Vorgegebener Text:
Die engen freundschaftlichen Beziehungen zwischen unseren beiden Ländern sollen jedoch nicht darüber hinwegtäuschen, dass die politischen Rahmenbedingungen und Kulturmuster in Deutschland und Frankreich auch heute noch recht verschieden sind. Beide Systeme sind historisch gewachsen und im Bewusstsein der Menschen fest verankert. So ist Kultur- und Bildungspolitik in Frankreich etwas anderes als in Deutschland. Bedingt durch den zentralistischen Charakter Frankreichs hat Kulturpolitik dort einen stärkeren formellen Charakter, der eng mit dem Bildungswesen verbunden ist. Das französische Bildungssystem arbeitet strenger nach Vorgaben, als es im dezentral organisierten und föderalistisch geprägten Deutschland der Fall ist. Das deutsche Bildungswesen verfolgt einen partizipativen Lehr- und Lernansatz; kulturelle Bildung geht hierzulande von einem allgemeinen Zugang zur Kultur in allen Lebensbereichen aus, der sich mehr auf informelle, also außerschulische und -universitäre Aktivitäten bezieht.

Datenzeilen:
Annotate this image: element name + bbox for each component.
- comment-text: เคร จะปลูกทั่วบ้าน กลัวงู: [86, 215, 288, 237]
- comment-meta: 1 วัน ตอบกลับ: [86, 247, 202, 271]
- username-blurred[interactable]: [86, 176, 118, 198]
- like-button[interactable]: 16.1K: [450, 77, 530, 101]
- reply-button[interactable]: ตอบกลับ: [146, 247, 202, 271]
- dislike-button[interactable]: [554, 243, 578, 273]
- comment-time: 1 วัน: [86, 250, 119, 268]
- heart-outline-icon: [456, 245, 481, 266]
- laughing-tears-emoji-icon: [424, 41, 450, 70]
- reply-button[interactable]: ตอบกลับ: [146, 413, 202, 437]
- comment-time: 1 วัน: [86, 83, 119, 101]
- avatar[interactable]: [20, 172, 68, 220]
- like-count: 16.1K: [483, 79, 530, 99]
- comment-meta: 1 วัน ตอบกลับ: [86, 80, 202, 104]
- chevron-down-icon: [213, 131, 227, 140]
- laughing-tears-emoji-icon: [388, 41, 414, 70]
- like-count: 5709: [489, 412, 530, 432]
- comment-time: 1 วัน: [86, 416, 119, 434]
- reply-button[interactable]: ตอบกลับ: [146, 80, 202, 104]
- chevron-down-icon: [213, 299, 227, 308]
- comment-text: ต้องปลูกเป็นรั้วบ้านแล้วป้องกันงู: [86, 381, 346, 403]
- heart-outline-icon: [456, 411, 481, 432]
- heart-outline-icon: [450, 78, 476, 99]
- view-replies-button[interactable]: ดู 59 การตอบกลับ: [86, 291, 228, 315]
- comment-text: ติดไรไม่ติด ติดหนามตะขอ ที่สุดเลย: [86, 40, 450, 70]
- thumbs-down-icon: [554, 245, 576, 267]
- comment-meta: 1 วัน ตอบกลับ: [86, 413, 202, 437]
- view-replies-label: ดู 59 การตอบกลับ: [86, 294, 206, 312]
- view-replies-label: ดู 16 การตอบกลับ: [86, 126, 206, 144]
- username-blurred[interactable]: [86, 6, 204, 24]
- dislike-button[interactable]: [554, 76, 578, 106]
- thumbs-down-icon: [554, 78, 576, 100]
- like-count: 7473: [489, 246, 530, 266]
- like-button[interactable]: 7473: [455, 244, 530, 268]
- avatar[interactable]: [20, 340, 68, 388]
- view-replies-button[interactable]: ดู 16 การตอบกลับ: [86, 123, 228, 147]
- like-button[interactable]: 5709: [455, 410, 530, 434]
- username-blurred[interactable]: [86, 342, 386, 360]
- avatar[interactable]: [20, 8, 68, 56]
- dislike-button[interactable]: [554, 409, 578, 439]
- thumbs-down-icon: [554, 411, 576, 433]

Anforderungen: Geben Sie den Text über Kultur- und Bildungspolitik in Deutschland und Frankreich vollständig und wortgetreu wieder.

Aufgabenlösung:
Die engen freundschaftlichen Beziehungen zwischen unseren beiden Ländern sollen jedoch nicht darüber hinwegtäuschen, dass die politischen Rahmenbedingungen und Kulturmuster in Deutschland und Frankreich auch heute noch recht verschieden sind. Beide Systeme sind historisch gewachsen und im Bewusstsein der Menschen fest verankert. So ist Kultur- und Bildungspolitik in Frankreich etwas anderes als in Deutschland. Bedingt durch den zentralistischen Charakter Frankreichs hat Kulturpolitik dort einen stärkeren formellen Charakter, der eng mit dem Bildungswesen verbunden ist. Das französische Bildungssystem arbeitet strenger nach Vorgaben, als es im dezentral organisierten und föderalistisch geprägten Deutschland der Fall ist. Das deutsche Bildungswesen verfolgt einen partizipativen Lehr- und Lernansatz; kulturelle Bildung geht hierzulande von einem allgemeinen Zugang zur Kultur in allen Lebensbereichen aus, der sich mehr auf informelle, also außerschulische und -universitäre Aktivitäten bezieht.